Start
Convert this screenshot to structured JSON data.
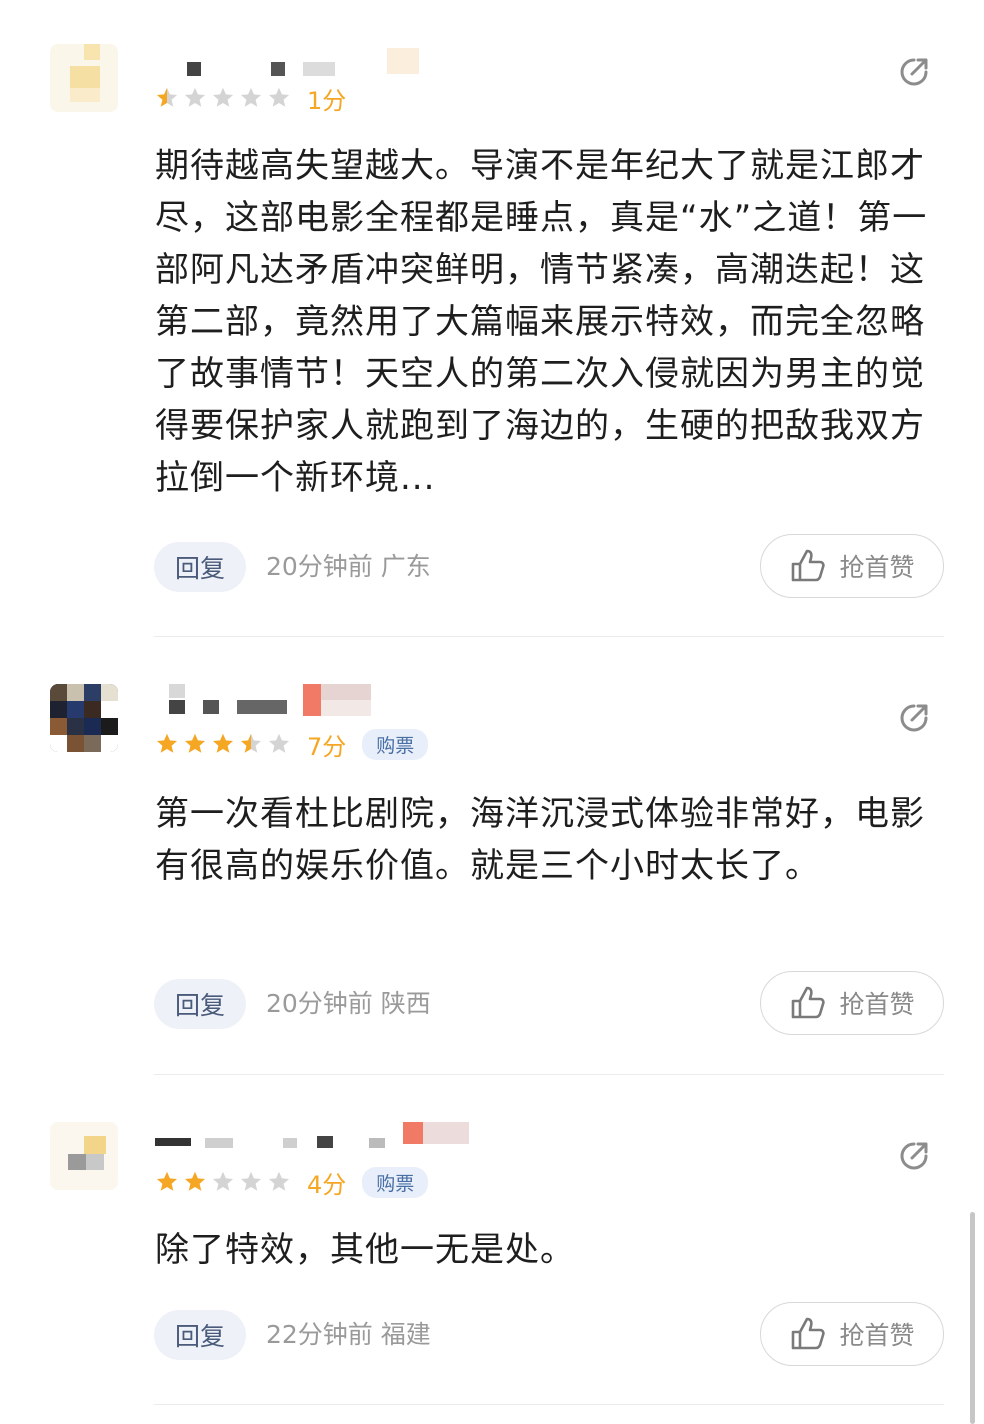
{
  "comments": [
    {
      "stars": 0.5,
      "score": "1分",
      "badge": "",
      "text": "期待越高失望越大。导演不是年纪大了就是江郎才尽，这部电影全程都是睡点，真是“水”之道！第一部阿凡达矛盾冲突鲜明，情节紧凑，高潮迭起！这第二部，竟然用了大篇幅来展示特效，而完全忽略了故事情节！天空人的第二次入侵就因为男主的觉得要保护家人就跑到了海边的，生硬的把敌我双方拉倒一个新环境...",
      "reply_label": "回复",
      "time": "20分钟前",
      "region": "广东",
      "like_label": "抢首赞"
    },
    {
      "stars": 3.5,
      "score": "7分",
      "badge": "购票",
      "text": "第一次看杜比剧院，海洋沉浸式体验非常好，电影有很高的娱乐价值。就是三个小时太长了。",
      "reply_label": "回复",
      "time": "20分钟前",
      "region": "陕西",
      "like_label": "抢首赞"
    },
    {
      "stars": 2,
      "score": "4分",
      "badge": "购票",
      "text": "除了特效，其他一无是处。",
      "reply_label": "回复",
      "time": "22分钟前",
      "region": "福建",
      "like_label": "抢首赞"
    }
  ],
  "colors": {
    "star_on": "#f5a623",
    "star_off": "#d4d4d4",
    "accent_text": "#4a5a7a",
    "meta_text": "#9a9a9a"
  }
}
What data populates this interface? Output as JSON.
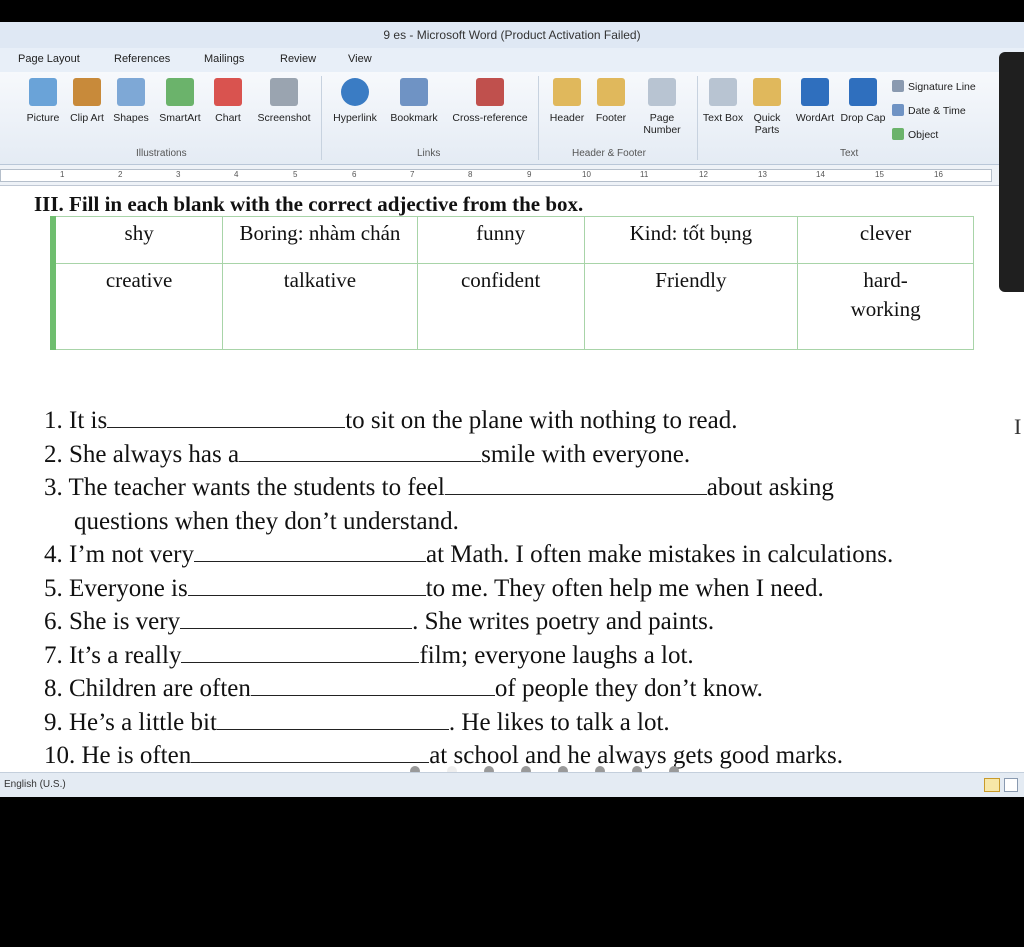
{
  "window": {
    "title": "9 es - Microsoft Word (Product Activation Failed)"
  },
  "tabs": [
    "Page Layout",
    "References",
    "Mailings",
    "Review",
    "View"
  ],
  "ribbon": {
    "buttons": [
      {
        "label": "Picture",
        "icon": "picture-icon",
        "color": "#6aa3d8"
      },
      {
        "label": "Clip Art",
        "icon": "clip-art-icon",
        "color": "#c88a3a"
      },
      {
        "label": "Shapes",
        "icon": "shapes-icon",
        "color": "#7ea8d6"
      },
      {
        "label": "SmartArt",
        "icon": "smartart-icon",
        "color": "#6bb36b"
      },
      {
        "label": "Chart",
        "icon": "chart-icon",
        "color": "#d9534f"
      },
      {
        "label": "Screenshot",
        "icon": "screenshot-icon",
        "color": "#9aa4b0"
      },
      {
        "label": "Hyperlink",
        "icon": "hyperlink-icon",
        "color": "#3a7cc4"
      },
      {
        "label": "Bookmark",
        "icon": "bookmark-icon",
        "color": "#6f93c4"
      },
      {
        "label": "Cross-reference",
        "icon": "cross-reference-icon",
        "color": "#c0504d"
      },
      {
        "label": "Header",
        "icon": "header-icon",
        "color": "#e0b85c"
      },
      {
        "label": "Footer",
        "icon": "footer-icon",
        "color": "#e0b85c"
      },
      {
        "label": "Page Number",
        "icon": "page-number-icon",
        "color": "#b8c4d2"
      },
      {
        "label": "Text Box",
        "icon": "text-box-icon",
        "color": "#b8c4d2"
      },
      {
        "label": "Quick Parts",
        "icon": "quick-parts-icon",
        "color": "#e0b85c"
      },
      {
        "label": "WordArt",
        "icon": "wordart-icon",
        "color": "#2f6fbe"
      },
      {
        "label": "Drop Cap",
        "icon": "drop-cap-icon",
        "color": "#2f6fbe"
      }
    ],
    "groups": [
      "Illustrations",
      "Links",
      "Header & Footer",
      "Text"
    ],
    "small_items": [
      "Signature Line",
      "Date & Time",
      "Object"
    ]
  },
  "ruler": {
    "numbers": [
      "1",
      "2",
      "3",
      "4",
      "5",
      "6",
      "7",
      "8",
      "9",
      "10",
      "11",
      "12",
      "13",
      "14",
      "15",
      "16"
    ]
  },
  "doc": {
    "heading": "III. Fill in each blank with the correct adjective from the box.",
    "box_rows": [
      [
        "shy",
        "Boring: nhàm chán",
        "funny",
        "Kind: tốt bụng",
        "clever"
      ],
      [
        "creative",
        "talkative",
        "confident",
        "Friendly",
        "hard-working"
      ]
    ],
    "exercises": [
      {
        "pre": "1. It is",
        "post": "to sit on the plane with nothing to read."
      },
      {
        "pre": "2. She always has a",
        "post": "smile with everyone."
      },
      {
        "pre": "3. The teacher wants the students to feel",
        "post": "about asking",
        "continuation": "questions when they don’t understand."
      },
      {
        "pre": "4. I’m not very",
        "post": "at Math. I often make mistakes in calculations."
      },
      {
        "pre": "5. Everyone is",
        "post": "to me. They often help me when I need."
      },
      {
        "pre": "6. She is very",
        "post": ". She writes poetry and paints."
      },
      {
        "pre": "7. It’s a really",
        "post": "film; everyone laughs a lot."
      },
      {
        "pre": "8. Children are often",
        "post": "of people they don’t know."
      },
      {
        "pre": "9. He’s a little bit",
        "post": ". He likes to talk a lot."
      },
      {
        "pre": "10. He is often",
        "post": "at school and he always gets good marks."
      }
    ]
  },
  "status": {
    "language": "English (U.S.)"
  }
}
End
Problem to solve: Check all the records above and select each line where the string "JSON" is found.

Answer for this exercise:
Convert this screenshot to structured JSON data.
What data populates this interface? Output as JSON.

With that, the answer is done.